Instructions for the task:
Below are records. Copy every line with "panel" in it.

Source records
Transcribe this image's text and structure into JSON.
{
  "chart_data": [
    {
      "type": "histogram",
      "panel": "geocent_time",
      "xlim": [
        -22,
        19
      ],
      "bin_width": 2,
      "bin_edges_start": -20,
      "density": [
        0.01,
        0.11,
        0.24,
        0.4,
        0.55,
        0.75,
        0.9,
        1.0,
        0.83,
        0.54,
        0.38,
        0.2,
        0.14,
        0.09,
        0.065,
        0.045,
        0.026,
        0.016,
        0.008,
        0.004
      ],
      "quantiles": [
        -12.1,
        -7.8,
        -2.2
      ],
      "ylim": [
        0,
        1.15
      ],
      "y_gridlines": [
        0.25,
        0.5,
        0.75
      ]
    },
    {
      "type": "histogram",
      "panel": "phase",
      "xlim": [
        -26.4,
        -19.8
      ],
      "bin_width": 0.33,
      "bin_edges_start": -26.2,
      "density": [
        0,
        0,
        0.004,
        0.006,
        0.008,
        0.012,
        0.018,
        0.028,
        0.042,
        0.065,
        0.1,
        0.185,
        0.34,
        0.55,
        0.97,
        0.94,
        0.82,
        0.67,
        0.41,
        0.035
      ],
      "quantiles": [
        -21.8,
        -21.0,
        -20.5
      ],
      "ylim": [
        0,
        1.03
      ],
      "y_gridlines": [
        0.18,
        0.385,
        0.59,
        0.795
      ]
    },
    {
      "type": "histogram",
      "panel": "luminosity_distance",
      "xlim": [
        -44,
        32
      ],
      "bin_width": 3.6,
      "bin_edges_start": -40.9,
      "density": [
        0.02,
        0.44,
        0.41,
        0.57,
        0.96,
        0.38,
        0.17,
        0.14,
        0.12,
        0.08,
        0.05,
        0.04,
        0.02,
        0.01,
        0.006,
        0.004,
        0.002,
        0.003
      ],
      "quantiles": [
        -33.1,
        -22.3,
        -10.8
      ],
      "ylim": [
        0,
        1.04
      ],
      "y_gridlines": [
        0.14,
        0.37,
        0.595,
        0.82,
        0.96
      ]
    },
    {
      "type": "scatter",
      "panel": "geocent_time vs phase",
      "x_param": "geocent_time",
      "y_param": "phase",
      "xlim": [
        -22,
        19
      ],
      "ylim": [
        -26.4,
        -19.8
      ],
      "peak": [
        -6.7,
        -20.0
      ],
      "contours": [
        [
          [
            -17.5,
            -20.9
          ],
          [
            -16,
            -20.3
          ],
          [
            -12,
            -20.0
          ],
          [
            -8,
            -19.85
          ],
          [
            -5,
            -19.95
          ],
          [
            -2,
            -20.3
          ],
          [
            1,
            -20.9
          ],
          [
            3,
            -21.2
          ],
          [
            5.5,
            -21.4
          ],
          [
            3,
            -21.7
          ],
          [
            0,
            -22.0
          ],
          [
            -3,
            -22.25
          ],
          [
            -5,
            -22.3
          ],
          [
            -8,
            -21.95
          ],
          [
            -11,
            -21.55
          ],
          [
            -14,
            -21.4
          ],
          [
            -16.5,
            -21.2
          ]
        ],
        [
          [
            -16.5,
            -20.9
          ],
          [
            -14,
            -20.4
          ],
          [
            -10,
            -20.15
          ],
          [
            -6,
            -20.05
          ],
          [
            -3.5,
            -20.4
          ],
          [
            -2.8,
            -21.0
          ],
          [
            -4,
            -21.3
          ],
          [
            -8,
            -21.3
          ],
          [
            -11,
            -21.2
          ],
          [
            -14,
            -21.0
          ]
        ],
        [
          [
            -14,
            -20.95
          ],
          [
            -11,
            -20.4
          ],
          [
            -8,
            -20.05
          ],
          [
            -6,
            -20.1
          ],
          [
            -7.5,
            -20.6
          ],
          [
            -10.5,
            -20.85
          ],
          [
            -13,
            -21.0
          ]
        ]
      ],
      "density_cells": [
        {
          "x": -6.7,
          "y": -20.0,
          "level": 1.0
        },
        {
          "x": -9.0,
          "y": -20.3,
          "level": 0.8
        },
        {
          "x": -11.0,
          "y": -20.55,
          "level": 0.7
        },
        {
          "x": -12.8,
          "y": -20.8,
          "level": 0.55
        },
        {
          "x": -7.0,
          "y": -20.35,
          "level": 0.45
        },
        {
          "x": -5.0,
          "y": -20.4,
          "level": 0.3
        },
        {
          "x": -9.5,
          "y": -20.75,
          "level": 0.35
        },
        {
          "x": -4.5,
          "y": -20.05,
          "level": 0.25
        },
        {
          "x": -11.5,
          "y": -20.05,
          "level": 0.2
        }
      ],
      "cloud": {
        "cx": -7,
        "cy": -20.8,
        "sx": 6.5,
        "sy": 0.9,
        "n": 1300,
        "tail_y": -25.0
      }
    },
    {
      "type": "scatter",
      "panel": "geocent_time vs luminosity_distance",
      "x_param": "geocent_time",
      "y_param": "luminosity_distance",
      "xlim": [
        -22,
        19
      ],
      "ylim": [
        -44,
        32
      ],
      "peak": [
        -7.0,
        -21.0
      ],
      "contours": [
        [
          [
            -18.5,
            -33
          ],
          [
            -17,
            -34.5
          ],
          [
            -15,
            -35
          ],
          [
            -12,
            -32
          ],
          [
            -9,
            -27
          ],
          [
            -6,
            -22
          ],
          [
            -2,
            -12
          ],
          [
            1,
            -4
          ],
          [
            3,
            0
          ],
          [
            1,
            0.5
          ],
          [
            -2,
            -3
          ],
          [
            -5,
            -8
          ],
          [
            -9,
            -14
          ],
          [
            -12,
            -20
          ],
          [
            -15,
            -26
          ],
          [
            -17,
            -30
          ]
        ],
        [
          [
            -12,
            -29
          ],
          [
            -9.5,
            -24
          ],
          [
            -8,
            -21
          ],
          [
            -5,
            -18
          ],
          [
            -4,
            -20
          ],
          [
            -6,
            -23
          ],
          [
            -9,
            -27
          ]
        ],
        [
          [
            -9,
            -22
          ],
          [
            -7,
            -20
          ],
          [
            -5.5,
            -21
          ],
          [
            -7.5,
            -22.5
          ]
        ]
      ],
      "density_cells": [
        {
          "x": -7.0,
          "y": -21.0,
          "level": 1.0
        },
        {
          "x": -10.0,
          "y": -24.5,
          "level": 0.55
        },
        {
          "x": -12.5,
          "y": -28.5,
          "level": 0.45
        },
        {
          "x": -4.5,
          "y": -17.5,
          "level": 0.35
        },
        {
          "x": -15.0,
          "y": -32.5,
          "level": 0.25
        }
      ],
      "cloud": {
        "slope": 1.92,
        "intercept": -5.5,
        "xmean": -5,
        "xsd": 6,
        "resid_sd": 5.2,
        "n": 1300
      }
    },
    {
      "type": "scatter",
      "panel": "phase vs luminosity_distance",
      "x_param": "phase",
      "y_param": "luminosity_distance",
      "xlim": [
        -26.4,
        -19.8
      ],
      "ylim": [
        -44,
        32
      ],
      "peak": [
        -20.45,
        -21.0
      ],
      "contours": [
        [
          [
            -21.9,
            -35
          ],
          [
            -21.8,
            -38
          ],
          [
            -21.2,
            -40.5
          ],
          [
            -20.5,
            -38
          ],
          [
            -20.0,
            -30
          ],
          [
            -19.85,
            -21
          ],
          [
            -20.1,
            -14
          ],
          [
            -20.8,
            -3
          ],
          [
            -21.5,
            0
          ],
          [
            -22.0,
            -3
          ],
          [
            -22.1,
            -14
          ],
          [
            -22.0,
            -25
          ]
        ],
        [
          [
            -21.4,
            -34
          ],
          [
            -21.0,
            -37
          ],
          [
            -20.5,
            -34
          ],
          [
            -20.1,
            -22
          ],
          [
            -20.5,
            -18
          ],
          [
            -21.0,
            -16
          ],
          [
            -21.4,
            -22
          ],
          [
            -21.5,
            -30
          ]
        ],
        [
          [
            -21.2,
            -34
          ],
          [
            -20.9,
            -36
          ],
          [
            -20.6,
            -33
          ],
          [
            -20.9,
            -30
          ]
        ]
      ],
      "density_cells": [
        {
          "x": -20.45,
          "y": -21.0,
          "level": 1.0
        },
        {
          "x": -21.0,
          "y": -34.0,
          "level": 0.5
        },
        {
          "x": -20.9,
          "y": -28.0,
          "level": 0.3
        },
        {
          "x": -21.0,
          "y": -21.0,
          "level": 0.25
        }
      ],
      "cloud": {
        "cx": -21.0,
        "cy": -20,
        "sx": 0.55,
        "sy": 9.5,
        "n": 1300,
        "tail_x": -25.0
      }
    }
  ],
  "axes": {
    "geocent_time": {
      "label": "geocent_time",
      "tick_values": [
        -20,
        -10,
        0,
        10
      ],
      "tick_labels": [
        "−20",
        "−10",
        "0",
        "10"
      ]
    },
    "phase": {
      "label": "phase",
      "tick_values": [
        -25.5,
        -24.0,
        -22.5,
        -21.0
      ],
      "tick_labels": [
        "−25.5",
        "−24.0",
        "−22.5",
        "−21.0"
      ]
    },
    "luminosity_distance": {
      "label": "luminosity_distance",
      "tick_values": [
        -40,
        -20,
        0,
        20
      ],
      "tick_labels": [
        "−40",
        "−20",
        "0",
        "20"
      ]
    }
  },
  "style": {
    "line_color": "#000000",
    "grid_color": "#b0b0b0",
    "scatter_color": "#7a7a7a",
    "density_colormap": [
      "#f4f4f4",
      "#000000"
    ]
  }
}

Reply:
      "panel": "geocent_time",
      "panel": "phase",
      "panel": "luminosity_distance",
      "panel": "geocent_time vs phase",
      "panel": "geocent_time vs luminosity_distance",
      "panel": "phase vs luminosity_distance",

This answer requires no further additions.